▶ _Excerpt from a dataset_
----------

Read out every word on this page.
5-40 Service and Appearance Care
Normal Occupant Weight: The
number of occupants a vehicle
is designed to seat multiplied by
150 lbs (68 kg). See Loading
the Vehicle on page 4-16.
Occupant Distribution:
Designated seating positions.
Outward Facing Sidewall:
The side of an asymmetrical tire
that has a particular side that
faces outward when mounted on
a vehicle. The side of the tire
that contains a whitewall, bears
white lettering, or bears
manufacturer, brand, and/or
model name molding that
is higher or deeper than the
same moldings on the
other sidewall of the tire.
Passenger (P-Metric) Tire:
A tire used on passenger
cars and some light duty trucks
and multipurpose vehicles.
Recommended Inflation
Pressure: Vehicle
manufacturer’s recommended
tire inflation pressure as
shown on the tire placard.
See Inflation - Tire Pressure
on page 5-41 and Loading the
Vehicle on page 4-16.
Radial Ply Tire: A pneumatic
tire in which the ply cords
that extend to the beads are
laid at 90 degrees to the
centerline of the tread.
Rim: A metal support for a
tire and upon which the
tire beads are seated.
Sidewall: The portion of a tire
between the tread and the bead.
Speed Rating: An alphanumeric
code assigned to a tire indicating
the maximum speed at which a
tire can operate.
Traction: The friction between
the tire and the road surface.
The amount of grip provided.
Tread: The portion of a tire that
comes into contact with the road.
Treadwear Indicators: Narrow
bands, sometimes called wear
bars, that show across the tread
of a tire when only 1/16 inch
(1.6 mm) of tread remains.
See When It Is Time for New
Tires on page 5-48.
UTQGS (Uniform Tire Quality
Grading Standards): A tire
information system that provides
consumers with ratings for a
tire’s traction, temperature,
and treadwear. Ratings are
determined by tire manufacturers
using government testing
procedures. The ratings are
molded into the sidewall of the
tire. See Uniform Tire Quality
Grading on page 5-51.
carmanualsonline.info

----------

▶ _What the exercise asks_
Write out every line of the material again, exactly as it reads.

▶ _Response to this exercise_
Read out every word on this page.
5-40 Service and Appearance Care
Normal Occupant Weight: The
number of occupants a vehicle
is designed to seat multiplied by
150 lbs (68 kg). See Loading
the Vehicle on page 4-16.
Occupant Distribution:
Designated seating positions.
Outward Facing Sidewall:
The side of an asymmetrical tire
that has a particular side that
faces outward when mounted on
a vehicle. The side of the tire
that contains a whitewall, bears
white lettering, or bears
manufacturer, brand, and/or
model name molding that
is higher or deeper than the
same moldings on the
other sidewall of the tire.
Passenger (P-Metric) Tire:
A tire used on passenger
cars and some light duty trucks
and multipurpose vehicles.
Recommended Inflation
Pressure: Vehicle
manufacturer’s recommended
tire inflation pressure as
shown on the tire placard.
See Inflation - Tire Pressure
on page 5-41 and Loading the
Vehicle on page 4-16.
Radial Ply Tire: A pneumatic
tire in which the ply cords
that extend to the beads are
laid at 90 degrees to the
centerline of the tread.
Rim: A metal support for a
tire and upon which the
tire beads are seated.
Sidewall: The portion of a tire
between the tread and the bead.
Speed Rating: An alphanumeric
code assigned to a tire indicating
the maximum speed at which a
tire can operate.
Traction: The friction between
the tire and the road surface.
The amount of grip provided.
Tread: The portion of a tire that
comes into contact with the road.
Treadwear Indicators: Narrow
bands, sometimes called wear
bars, that show across the tread
of a tire when only 1/16 inch
(1.6 mm) of tread remains.
See When It Is Time for New
Tires on page 5-48.
UTQGS (Uniform Tire Quality
Grading Standards): A tire
information system that provides
consumers with ratings for a
tire’s traction, temperature,
and treadwear. Ratings are
determined by tire manufacturers
using government testing
procedures. The ratings are
molded into the sidewall of the
tire. See Uniform Tire Quality
Grading on page 5-51.
carmanualsonline.info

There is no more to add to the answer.